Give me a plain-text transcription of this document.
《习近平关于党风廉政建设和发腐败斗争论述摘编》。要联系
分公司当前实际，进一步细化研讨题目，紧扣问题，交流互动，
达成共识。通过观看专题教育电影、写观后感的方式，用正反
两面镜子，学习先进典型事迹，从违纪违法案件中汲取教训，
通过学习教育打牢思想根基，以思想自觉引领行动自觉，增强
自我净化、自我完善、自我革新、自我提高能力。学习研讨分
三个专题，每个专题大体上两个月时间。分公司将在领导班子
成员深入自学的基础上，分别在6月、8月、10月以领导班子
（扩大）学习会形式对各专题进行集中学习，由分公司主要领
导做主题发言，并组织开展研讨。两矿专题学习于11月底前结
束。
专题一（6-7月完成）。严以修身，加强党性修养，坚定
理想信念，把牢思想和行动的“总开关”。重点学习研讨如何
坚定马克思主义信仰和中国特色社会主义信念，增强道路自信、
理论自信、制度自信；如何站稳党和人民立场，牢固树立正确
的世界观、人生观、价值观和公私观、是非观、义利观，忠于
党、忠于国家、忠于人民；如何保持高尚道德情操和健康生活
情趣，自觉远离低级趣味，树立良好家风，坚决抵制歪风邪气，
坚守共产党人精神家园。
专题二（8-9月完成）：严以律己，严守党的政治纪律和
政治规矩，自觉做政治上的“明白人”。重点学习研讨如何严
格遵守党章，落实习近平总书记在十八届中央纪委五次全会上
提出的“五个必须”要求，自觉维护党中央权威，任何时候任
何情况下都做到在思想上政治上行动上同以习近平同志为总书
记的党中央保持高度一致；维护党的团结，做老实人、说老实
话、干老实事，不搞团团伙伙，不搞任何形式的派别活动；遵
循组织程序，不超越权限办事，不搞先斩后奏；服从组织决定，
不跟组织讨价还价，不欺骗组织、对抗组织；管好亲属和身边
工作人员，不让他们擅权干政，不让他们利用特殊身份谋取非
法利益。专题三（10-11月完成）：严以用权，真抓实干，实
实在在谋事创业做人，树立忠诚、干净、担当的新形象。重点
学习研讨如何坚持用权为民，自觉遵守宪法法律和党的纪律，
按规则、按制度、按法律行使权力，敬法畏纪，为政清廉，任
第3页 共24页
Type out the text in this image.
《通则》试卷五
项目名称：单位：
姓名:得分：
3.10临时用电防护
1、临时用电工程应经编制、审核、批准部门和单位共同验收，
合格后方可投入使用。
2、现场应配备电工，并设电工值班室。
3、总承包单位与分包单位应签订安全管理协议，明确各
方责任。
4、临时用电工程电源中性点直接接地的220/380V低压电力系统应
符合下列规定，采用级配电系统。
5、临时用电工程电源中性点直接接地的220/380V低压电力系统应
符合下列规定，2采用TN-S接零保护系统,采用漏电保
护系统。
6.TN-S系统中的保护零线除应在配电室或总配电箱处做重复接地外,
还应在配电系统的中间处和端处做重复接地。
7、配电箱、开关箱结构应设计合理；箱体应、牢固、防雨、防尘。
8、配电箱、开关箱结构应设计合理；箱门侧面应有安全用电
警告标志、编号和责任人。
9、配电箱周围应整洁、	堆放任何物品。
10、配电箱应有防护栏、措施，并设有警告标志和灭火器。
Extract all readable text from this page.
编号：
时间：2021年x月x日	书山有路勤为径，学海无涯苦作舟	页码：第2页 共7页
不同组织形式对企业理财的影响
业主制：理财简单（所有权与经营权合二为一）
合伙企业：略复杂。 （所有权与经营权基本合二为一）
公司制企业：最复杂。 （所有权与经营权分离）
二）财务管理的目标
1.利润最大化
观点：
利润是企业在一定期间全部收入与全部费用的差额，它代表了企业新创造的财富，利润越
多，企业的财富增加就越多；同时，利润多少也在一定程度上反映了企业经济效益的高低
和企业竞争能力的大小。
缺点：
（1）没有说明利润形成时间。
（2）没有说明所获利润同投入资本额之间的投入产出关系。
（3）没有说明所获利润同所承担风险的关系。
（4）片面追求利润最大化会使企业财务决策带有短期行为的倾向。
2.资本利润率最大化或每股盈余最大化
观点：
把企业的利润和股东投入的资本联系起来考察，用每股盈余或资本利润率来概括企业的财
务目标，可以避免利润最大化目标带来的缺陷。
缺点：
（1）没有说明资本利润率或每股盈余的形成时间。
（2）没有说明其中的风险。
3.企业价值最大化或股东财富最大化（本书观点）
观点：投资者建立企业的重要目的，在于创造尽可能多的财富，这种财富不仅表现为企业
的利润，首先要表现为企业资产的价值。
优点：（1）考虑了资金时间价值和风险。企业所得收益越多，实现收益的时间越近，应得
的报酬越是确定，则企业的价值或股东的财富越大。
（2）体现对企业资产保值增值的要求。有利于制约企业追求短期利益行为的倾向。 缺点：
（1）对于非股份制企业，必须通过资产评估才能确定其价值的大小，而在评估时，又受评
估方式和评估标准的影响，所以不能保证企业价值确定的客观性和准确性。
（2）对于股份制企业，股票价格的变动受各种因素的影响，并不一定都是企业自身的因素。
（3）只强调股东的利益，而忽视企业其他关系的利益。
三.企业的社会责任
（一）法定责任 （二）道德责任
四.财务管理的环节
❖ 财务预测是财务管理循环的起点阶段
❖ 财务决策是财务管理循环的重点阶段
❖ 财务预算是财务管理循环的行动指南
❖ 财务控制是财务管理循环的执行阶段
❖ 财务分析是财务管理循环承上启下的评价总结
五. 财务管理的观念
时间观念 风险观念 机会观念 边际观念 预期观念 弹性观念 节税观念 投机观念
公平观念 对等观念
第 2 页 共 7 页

Objective:
Only the lines from the one that contains "Extract all readable text from this page." through the last line should be repeated, each exactly as it stands, with both ends included.

Exercise output:
Extract all readable text from this page.
编号：
时间：2021年x月x日	书山有路勤为径，学海无涯苦作舟	页码：第2页 共7页
不同组织形式对企业理财的影响
业主制：理财简单（所有权与经营权合二为一）
合伙企业：略复杂。 （所有权与经营权基本合二为一）
公司制企业：最复杂。 （所有权与经营权分离）
二）财务管理的目标
1.利润最大化
观点：
利润是企业在一定期间全部收入与全部费用的差额，它代表了企业新创造的财富，利润越
多，企业的财富增加就越多；同时，利润多少也在一定程度上反映了企业经济效益的高低
和企业竞争能力的大小。
缺点：
（1）没有说明利润形成时间。
（2）没有说明所获利润同投入资本额之间的投入产出关系。
（3）没有说明所获利润同所承担风险的关系。
（4）片面追求利润最大化会使企业财务决策带有短期行为的倾向。
2.资本利润率最大化或每股盈余最大化
观点：
把企业的利润和股东投入的资本联系起来考察，用每股盈余或资本利润率来概括企业的财
务目标，可以避免利润最大化目标带来的缺陷。
缺点：
（1）没有说明资本利润率或每股盈余的形成时间。
（2）没有说明其中的风险。
3.企业价值最大化或股东财富最大化（本书观点）
观点：投资者建立企业的重要目的，在于创造尽可能多的财富，这种财富不仅表现为企业
的利润，首先要表现为企业资产的价值。
优点：（1）考虑了资金时间价值和风险。企业所得收益越多，实现收益的时间越近，应得
的报酬越是确定，则企业的价值或股东的财富越大。
（2）体现对企业资产保值增值的要求。有利于制约企业追求短期利益行为的倾向。 缺点：
（1）对于非股份制企业，必须通过资产评估才能确定其价值的大小，而在评估时，又受评
估方式和评估标准的影响，所以不能保证企业价值确定的客观性和准确性。
（2）对于股份制企业，股票价格的变动受各种因素的影响，并不一定都是企业自身的因素。
（3）只强调股东的利益，而忽视企业其他关系的利益。
三.企业的社会责任
（一）法定责任 （二）道德责任
四.财务管理的环节
❖ 财务预测是财务管理循环的起点阶段
❖ 财务决策是财务管理循环的重点阶段
❖ 财务预算是财务管理循环的行动指南
❖ 财务控制是财务管理循环的执行阶段
❖ 财务分析是财务管理循环承上启下的评价总结
五. 财务管理的观念
时间观念 风险观念 机会观念 边际观念 预期观念 弹性观念 节税观念 投机观念
公平观念 对等观念
第 2 页 共 7 页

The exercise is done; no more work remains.